(Data items)
# # # #

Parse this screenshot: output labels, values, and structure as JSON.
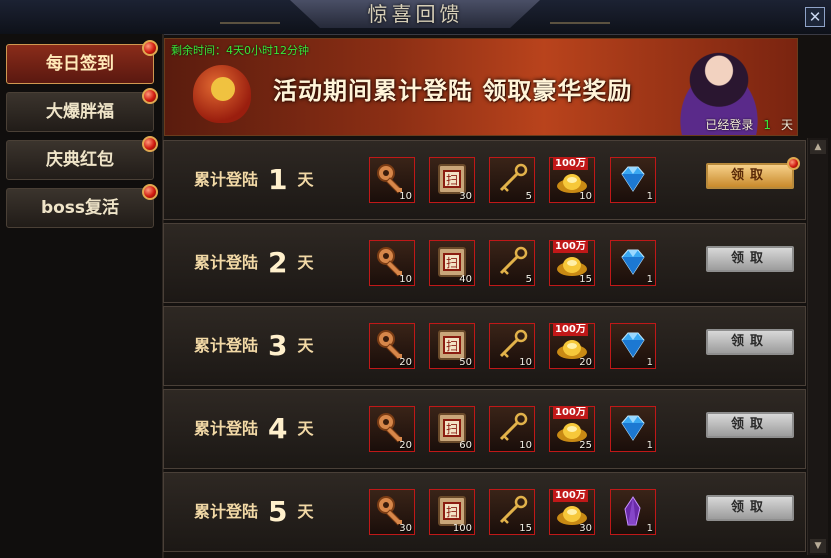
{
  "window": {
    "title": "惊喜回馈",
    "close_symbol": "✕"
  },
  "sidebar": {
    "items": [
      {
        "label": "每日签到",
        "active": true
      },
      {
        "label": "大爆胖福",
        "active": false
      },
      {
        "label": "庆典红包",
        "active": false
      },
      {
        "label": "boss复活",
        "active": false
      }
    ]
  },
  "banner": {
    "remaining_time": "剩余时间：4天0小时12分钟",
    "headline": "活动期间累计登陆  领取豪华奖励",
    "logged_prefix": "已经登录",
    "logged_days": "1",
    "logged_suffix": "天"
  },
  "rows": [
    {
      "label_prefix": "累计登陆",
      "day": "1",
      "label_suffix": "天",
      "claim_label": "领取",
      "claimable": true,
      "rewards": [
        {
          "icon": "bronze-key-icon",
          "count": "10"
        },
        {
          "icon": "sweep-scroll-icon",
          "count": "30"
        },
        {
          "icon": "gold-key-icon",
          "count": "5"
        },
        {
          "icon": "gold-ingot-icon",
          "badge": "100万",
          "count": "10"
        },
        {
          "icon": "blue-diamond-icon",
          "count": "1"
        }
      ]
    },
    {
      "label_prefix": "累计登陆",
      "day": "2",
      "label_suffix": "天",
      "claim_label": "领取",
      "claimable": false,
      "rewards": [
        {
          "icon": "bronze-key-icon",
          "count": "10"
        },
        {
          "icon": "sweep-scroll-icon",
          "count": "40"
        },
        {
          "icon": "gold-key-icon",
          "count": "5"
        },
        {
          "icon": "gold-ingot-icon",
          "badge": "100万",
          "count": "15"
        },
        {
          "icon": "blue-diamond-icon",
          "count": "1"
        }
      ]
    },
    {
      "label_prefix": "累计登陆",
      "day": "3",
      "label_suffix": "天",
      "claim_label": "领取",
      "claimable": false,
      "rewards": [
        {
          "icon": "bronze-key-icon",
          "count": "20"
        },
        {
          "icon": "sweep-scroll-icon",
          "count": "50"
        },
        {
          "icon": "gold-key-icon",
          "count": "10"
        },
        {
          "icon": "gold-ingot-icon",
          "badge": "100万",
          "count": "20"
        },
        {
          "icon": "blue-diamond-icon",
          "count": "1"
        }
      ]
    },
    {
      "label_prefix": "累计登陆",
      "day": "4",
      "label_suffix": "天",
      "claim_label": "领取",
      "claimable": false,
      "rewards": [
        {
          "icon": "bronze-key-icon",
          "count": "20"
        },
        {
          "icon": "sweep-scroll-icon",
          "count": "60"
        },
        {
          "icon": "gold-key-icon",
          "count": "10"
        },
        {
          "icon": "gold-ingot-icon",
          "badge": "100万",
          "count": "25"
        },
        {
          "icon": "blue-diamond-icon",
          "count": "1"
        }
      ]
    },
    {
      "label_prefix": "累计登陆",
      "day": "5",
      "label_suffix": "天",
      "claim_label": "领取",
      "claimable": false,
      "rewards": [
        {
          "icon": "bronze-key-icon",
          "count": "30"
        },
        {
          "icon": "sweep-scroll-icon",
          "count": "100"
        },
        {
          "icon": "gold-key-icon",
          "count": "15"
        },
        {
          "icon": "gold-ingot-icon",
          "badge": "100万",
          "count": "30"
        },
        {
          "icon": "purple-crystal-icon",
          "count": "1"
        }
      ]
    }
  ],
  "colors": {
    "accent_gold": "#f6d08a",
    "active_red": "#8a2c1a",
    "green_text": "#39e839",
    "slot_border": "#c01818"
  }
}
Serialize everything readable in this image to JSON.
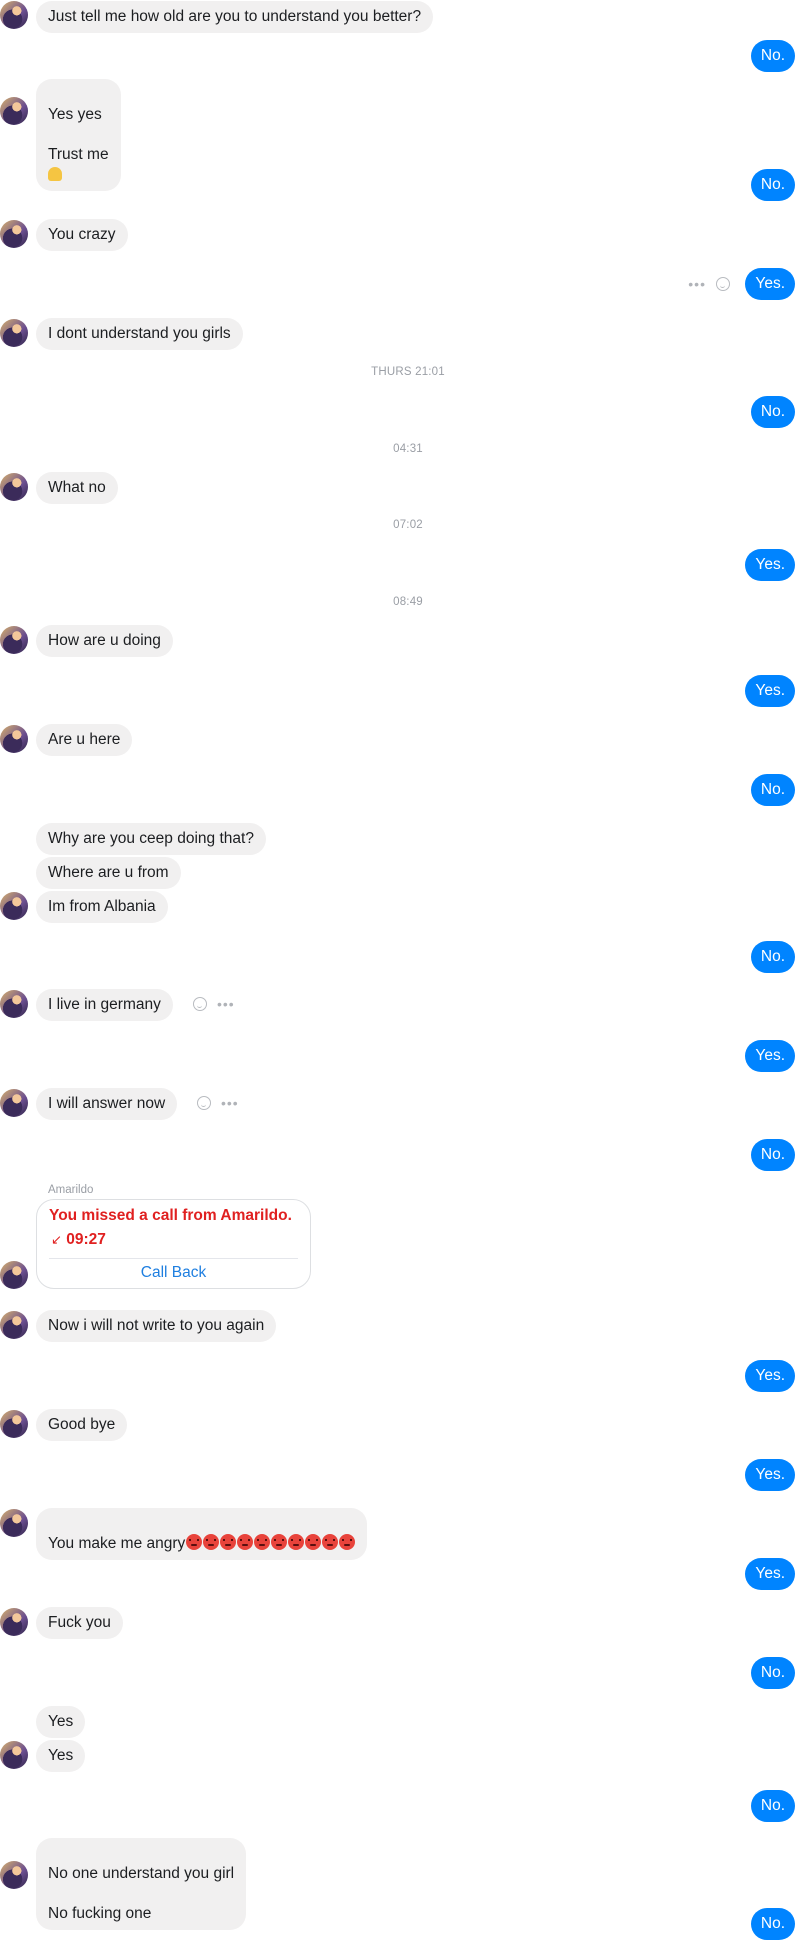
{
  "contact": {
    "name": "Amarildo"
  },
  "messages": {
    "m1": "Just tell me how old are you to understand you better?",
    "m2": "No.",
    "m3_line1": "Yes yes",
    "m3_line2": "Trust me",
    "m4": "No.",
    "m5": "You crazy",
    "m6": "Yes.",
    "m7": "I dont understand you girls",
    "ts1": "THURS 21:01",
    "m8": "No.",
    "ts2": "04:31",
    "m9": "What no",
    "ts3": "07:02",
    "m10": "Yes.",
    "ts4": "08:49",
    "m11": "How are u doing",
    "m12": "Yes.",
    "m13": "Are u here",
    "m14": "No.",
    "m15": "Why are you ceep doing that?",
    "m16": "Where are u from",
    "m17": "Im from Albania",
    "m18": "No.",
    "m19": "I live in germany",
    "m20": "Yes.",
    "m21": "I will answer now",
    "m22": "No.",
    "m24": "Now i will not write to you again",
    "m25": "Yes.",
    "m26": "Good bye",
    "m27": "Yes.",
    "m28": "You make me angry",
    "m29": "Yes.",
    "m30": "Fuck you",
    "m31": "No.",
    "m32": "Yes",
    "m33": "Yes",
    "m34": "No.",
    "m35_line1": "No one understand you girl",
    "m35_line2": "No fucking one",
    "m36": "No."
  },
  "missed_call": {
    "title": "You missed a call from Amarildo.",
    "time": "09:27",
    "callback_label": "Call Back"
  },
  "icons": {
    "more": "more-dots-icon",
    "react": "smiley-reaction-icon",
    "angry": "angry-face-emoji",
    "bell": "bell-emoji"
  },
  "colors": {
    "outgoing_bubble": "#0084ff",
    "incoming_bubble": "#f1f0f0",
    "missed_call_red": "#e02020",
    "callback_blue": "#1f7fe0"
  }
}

# # # #

### TO DO
Copy each line above precisely, dropping the pictures.

### SOLVED PROBLEM
Parse this screenshot: output labels, values, and structure as JSON.
{
  "window": {
    "title": "惊喜回馈",
    "close_symbol": "✕"
  },
  "sidebar": {
    "items": [
      {
        "label": "每日签到",
        "active": true
      },
      {
        "label": "大爆胖福",
        "active": false
      },
      {
        "label": "庆典红包",
        "active": false
      },
      {
        "label": "boss复活",
        "active": false
      }
    ]
  },
  "banner": {
    "remaining_time": "剩余时间：4天0小时12分钟",
    "headline": "活动期间累计登陆  领取豪华奖励",
    "logged_prefix": "已经登录",
    "logged_days": "1",
    "logged_suffix": "天"
  },
  "rows": [
    {
      "label_prefix": "累计登陆",
      "day": "1",
      "label_suffix": "天",
      "claim_label": "领取",
      "claimable": true,
      "rewards": [
        {
          "icon": "bronze-key-icon",
          "count": "10"
        },
        {
          "icon": "sweep-scroll-icon",
          "count": "30"
        },
        {
          "icon": "gold-key-icon",
          "count": "5"
        },
        {
          "icon": "gold-ingot-icon",
          "badge": "100万",
          "count": "10"
        },
        {
          "icon": "blue-diamond-icon",
          "count": "1"
        }
      ]
    },
    {
      "label_prefix": "累计登陆",
      "day": "2",
      "label_suffix": "天",
      "claim_label": "领取",
      "claimable": false,
      "rewards": [
        {
          "icon": "bronze-key-icon",
          "count": "10"
        },
        {
          "icon": "sweep-scroll-icon",
          "count": "40"
        },
        {
          "icon": "gold-key-icon",
          "count": "5"
        },
        {
          "icon": "gold-ingot-icon",
          "badge": "100万",
          "count": "15"
        },
        {
          "icon": "blue-diamond-icon",
          "count": "1"
        }
      ]
    },
    {
      "label_prefix": "累计登陆",
      "day": "3",
      "label_suffix": "天",
      "claim_label": "领取",
      "claimable": false,
      "rewards": [
        {
          "icon": "bronze-key-icon",
          "count": "20"
        },
        {
          "icon": "sweep-scroll-icon",
          "count": "50"
        },
        {
          "icon": "gold-key-icon",
          "count": "10"
        },
        {
          "icon": "gold-ingot-icon",
          "badge": "100万",
          "count": "20"
        },
        {
          "icon": "blue-diamond-icon",
          "count": "1"
        }
      ]
    },
    {
      "label_prefix": "累计登陆",
      "day": "4",
      "label_suffix": "天",
      "claim_label": "领取",
      "claimable": false,
      "rewards": [
        {
          "icon": "bronze-key-icon",
          "count": "20"
        },
        {
          "icon": "sweep-scroll-icon",
          "count": "60"
        },
        {
          "icon": "gold-key-icon",
          "count": "10"
        },
        {
          "icon": "gold-ingot-icon",
          "badge": "100万",
          "count": "25"
        },
        {
          "icon": "blue-diamond-icon",
          "count": "1"
        }
      ]
    },
    {
      "label_prefix": "累计登陆",
      "day": "5",
      "label_suffix": "天",
      "claim_label": "领取",
      "claimable": false,
      "rewards": [
        {
          "icon": "bronze-key-icon",
          "count": "30"
        },
        {
          "icon": "sweep-scroll-icon",
          "count": "100"
        },
        {
          "icon": "gold-key-icon",
          "count": "15"
        },
        {
          "icon": "gold-ingot-icon",
          "badge": "100万",
          "count": "30"
        },
        {
          "icon": "purple-crystal-icon",
          "count": "1"
        }
      ]
    }
  ],
  "colors": {
    "accent_gold": "#f6d08a",
    "active_red": "#8a2c1a",
    "green_text": "#39e839",
    "slot_border": "#c01818"
  }
}
Serialize everything readable in this image to JSON.
{
  "contact": {
    "name": "Amarildo"
  },
  "messages": {
    "m1": "Just tell me how old are you to understand you better?",
    "m2": "No.",
    "m3_line1": "Yes yes",
    "m3_line2": "Trust me",
    "m4": "No.",
    "m5": "You crazy",
    "m6": "Yes.",
    "m7": "I dont understand you girls",
    "ts1": "THURS 21:01",
    "m8": "No.",
    "ts2": "04:31",
    "m9": "What no",
    "ts3": "07:02",
    "m10": "Yes.",
    "ts4": "08:49",
    "m11": "How are u doing",
    "m12": "Yes.",
    "m13": "Are u here",
    "m14": "No.",
    "m15": "Why are you ceep doing that?",
    "m16": "Where are u from",
    "m17": "Im from Albania",
    "m18": "No.",
    "m19": "I live in germany",
    "m20": "Yes.",
    "m21": "I will answer now",
    "m22": "No.",
    "m24": "Now i will not write to you again",
    "m25": "Yes.",
    "m26": "Good bye",
    "m27": "Yes.",
    "m28": "You make me angry",
    "m29": "Yes.",
    "m30": "Fuck you",
    "m31": "No.",
    "m32": "Yes",
    "m33": "Yes",
    "m34": "No.",
    "m35_line1": "No one understand you girl",
    "m35_line2": "No fucking one",
    "m36": "No."
  },
  "missed_call": {
    "title": "You missed a call from Amarildo.",
    "time": "09:27",
    "callback_label": "Call Back"
  },
  "icons": {
    "more": "more-dots-icon",
    "react": "smiley-reaction-icon",
    "angry": "angry-face-emoji",
    "bell": "bell-emoji"
  },
  "colors": {
    "outgoing_bubble": "#0084ff",
    "incoming_bubble": "#f1f0f0",
    "missed_call_red": "#e02020",
    "callback_blue": "#1f7fe0"
  }
}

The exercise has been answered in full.